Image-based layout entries
= = = =

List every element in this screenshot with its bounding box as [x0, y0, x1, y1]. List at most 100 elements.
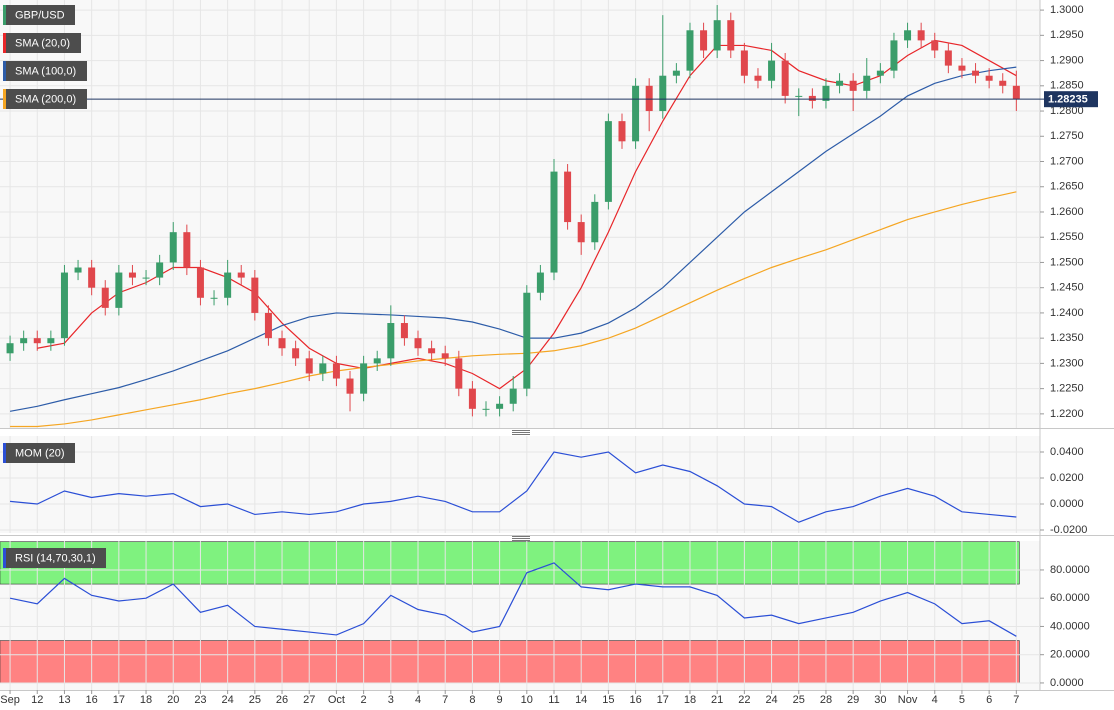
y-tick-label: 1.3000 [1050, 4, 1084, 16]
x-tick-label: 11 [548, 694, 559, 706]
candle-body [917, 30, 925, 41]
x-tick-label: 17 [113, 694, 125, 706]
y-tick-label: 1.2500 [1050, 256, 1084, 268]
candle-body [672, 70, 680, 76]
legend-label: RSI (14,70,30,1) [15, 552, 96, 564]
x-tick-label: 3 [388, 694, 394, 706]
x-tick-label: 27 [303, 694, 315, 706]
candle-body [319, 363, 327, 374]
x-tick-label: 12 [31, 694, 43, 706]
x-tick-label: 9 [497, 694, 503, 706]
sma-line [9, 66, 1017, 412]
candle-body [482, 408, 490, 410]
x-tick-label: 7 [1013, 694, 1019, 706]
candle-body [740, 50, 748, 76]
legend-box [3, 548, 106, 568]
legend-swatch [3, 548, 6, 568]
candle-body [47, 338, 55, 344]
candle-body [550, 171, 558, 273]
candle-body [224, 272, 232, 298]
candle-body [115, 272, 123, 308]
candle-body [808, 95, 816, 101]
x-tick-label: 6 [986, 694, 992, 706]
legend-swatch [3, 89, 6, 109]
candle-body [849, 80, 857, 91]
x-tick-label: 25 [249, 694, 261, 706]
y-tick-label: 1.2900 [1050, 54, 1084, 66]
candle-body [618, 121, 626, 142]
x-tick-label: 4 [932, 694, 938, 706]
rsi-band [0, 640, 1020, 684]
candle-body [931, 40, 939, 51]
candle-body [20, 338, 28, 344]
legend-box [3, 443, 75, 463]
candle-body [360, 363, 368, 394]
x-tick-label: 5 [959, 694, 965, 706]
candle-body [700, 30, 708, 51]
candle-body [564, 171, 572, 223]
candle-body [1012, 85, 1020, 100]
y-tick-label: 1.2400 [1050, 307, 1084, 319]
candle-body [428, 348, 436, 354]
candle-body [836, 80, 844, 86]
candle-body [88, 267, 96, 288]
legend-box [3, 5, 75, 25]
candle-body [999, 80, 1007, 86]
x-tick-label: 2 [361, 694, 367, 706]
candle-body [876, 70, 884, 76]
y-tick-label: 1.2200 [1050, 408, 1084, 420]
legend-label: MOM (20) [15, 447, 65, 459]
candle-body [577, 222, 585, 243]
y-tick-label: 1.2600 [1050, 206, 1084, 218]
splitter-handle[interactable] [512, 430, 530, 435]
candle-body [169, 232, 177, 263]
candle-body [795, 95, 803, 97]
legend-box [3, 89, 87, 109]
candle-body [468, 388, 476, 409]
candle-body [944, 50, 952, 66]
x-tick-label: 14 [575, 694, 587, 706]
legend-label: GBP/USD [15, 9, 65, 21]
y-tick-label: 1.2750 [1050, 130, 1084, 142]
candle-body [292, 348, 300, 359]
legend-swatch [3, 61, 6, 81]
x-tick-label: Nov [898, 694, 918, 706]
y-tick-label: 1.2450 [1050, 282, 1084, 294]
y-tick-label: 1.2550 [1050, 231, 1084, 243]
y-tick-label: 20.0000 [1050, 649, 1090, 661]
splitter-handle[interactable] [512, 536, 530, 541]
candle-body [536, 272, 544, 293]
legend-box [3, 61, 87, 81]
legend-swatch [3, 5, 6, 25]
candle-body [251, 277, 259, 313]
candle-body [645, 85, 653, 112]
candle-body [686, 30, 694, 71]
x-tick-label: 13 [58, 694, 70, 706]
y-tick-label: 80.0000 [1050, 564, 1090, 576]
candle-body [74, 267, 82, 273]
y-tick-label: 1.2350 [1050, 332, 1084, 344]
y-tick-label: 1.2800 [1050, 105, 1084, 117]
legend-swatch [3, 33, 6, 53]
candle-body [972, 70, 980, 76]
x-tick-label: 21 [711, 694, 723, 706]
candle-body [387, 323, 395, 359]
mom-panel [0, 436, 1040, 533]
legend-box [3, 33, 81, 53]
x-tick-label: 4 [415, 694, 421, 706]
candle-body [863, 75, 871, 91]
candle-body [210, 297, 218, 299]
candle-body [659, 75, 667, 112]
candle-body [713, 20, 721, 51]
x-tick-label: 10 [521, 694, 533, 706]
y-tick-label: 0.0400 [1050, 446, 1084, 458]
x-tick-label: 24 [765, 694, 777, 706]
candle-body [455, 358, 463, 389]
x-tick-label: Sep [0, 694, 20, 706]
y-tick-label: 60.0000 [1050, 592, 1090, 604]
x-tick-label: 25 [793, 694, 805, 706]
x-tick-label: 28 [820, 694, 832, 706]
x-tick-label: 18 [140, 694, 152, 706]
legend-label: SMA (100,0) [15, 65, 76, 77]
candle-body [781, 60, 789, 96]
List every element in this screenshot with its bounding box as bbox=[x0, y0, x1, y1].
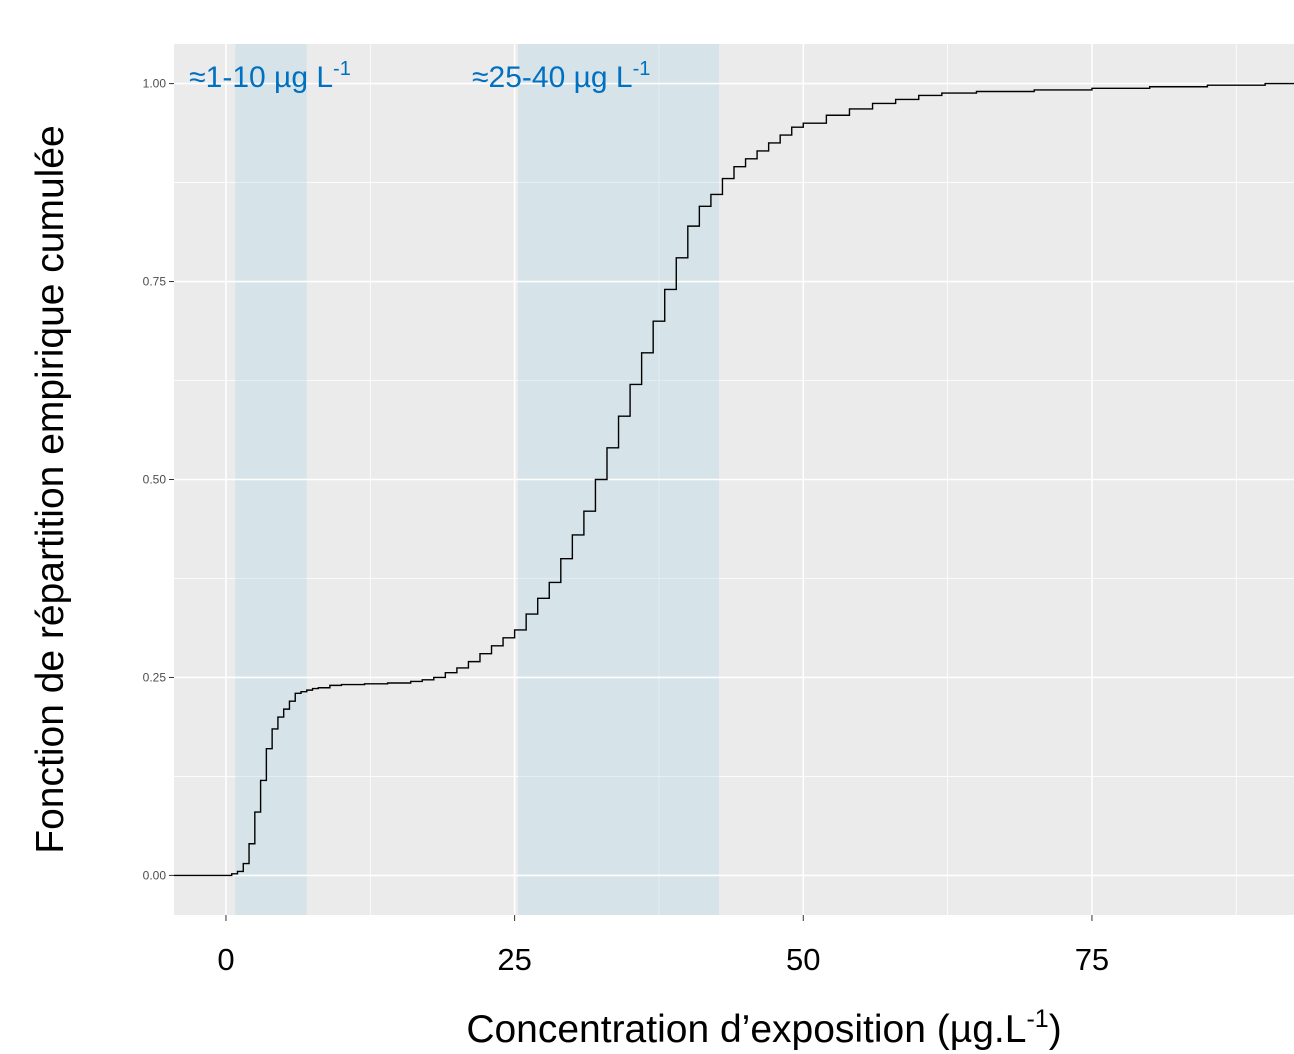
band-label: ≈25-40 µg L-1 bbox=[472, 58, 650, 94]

= = = =

Revise the material above by changing every "candle-body" to "candlestick-body" and keeping everything else the same. Omit the pictures from your response.

◆ Written solution:
List every element in this screenshot with its bounding box as [x0, y0, x1, y1]. List at most 100 elements.
y-tick-label: 1.3000 [1050, 4, 1084, 16]
x-tick-label: 11 [548, 694, 559, 706]
candlestick-body [917, 30, 925, 41]
x-tick-label: 17 [113, 694, 125, 706]
y-tick-label: 1.2500 [1050, 256, 1084, 268]
candlestick-body [672, 70, 680, 76]
legend-label: RSI (14,70,30,1) [15, 552, 96, 564]
x-tick-label: 3 [388, 694, 394, 706]
x-tick-label: 27 [303, 694, 315, 706]
candlestick-body [319, 363, 327, 374]
x-tick-label: 12 [31, 694, 43, 706]
x-tick-label: 9 [497, 694, 503, 706]
sma-line [9, 66, 1017, 412]
candlestick-body [482, 408, 490, 410]
x-tick-label: 7 [1013, 694, 1019, 706]
candlestick-body [740, 50, 748, 76]
legend-box [3, 548, 106, 568]
legend-swatch [3, 548, 6, 568]
candlestick-body [47, 338, 55, 344]
candlestick-body [550, 171, 558, 273]
candlestick-body [224, 272, 232, 298]
candlestick-body [115, 272, 123, 308]
candlestick-body [808, 95, 816, 101]
x-tick-label: 6 [986, 694, 992, 706]
legend-swatch [3, 89, 6, 109]
candlestick-body [849, 80, 857, 91]
x-tick-label: 25 [249, 694, 261, 706]
y-tick-label: 1.2900 [1050, 54, 1084, 66]
candlestick-body [618, 121, 626, 142]
x-tick-label: 4 [932, 694, 938, 706]
rsi-band [0, 640, 1020, 684]
candlestick-body [931, 40, 939, 51]
candlestick-body [20, 338, 28, 344]
legend-box [3, 443, 75, 463]
candlestick-body [360, 363, 368, 394]
x-tick-label: 5 [959, 694, 965, 706]
candlestick-body [700, 30, 708, 51]
candlestick-body [564, 171, 572, 223]
candlestick-body [1012, 85, 1020, 100]
y-tick-label: 1.2400 [1050, 307, 1084, 319]
candlestick-body [428, 348, 436, 354]
candlestick-body [836, 80, 844, 86]
candlestick-body [88, 267, 96, 288]
legend-box [3, 5, 75, 25]
candlestick-body [999, 80, 1007, 86]
x-tick-label: 2 [361, 694, 367, 706]
candlestick-body [876, 70, 884, 76]
y-tick-label: 1.2200 [1050, 408, 1084, 420]
legend-label: MOM (20) [15, 447, 65, 459]
candlestick-body [577, 222, 585, 243]
y-tick-label: 1.2600 [1050, 206, 1084, 218]
splitter-handle[interactable] [512, 430, 530, 435]
candlestick-body [169, 232, 177, 263]
candlestick-body [795, 95, 803, 97]
legend-box [3, 89, 87, 109]
candlestick-body [468, 388, 476, 409]
candlestick-body [944, 50, 952, 66]
x-tick-label: 14 [575, 694, 587, 706]
legend-label: GBP/USD [15, 9, 65, 21]
y-tick-label: 1.2750 [1050, 130, 1084, 142]
candlestick-body [292, 348, 300, 359]
legend-swatch [3, 61, 6, 81]
x-tick-label: Nov [898, 694, 918, 706]
y-tick-label: 1.2450 [1050, 282, 1084, 294]
y-tick-label: 1.2550 [1050, 231, 1084, 243]
y-tick-label: 20.0000 [1050, 649, 1090, 661]
splitter-handle[interactable] [512, 536, 530, 541]
candlestick-body [536, 272, 544, 293]
legend-box [3, 61, 87, 81]
legend-swatch [3, 5, 6, 25]
candlestick-body [251, 277, 259, 313]
candlestick-body [645, 85, 653, 112]
candlestick-body [686, 30, 694, 71]
x-tick-label: 13 [58, 694, 70, 706]
y-tick-label: 80.0000 [1050, 564, 1090, 576]
candlestick-body [74, 267, 82, 273]
y-tick-label: 1.2350 [1050, 332, 1084, 344]
y-tick-label: 1.2800 [1050, 105, 1084, 117]
legend-swatch [3, 33, 6, 53]
candlestick-body [972, 70, 980, 76]
x-tick-label: 21 [711, 694, 723, 706]
candlestick-body [387, 323, 395, 359]
mom-panel [0, 436, 1040, 533]
legend-box [3, 33, 81, 53]
x-tick-label: 4 [415, 694, 421, 706]
candlestick-body [863, 75, 871, 91]
candlestick-body [210, 297, 218, 299]
candlestick-body [659, 75, 667, 112]
candlestick-body [713, 20, 721, 51]
x-tick-label: 10 [521, 694, 533, 706]
y-tick-label: 0.0400 [1050, 446, 1084, 458]
x-tick-label: 24 [765, 694, 777, 706]
candlestick-body [455, 358, 463, 389]
x-tick-label: Sep [0, 694, 20, 706]
y-tick-label: 60.0000 [1050, 592, 1090, 604]
x-tick-label: 25 [793, 694, 805, 706]
x-tick-label: 28 [820, 694, 832, 706]
x-tick-label: 18 [140, 694, 152, 706]
legend-label: SMA (100,0) [15, 65, 76, 77]
candlestick-body [781, 60, 789, 96]
List every element in this screenshot with its bounding box as bbox=[x0, y0, x1, y1].
band-label: ≈25-40 µg L-1 bbox=[472, 58, 650, 94]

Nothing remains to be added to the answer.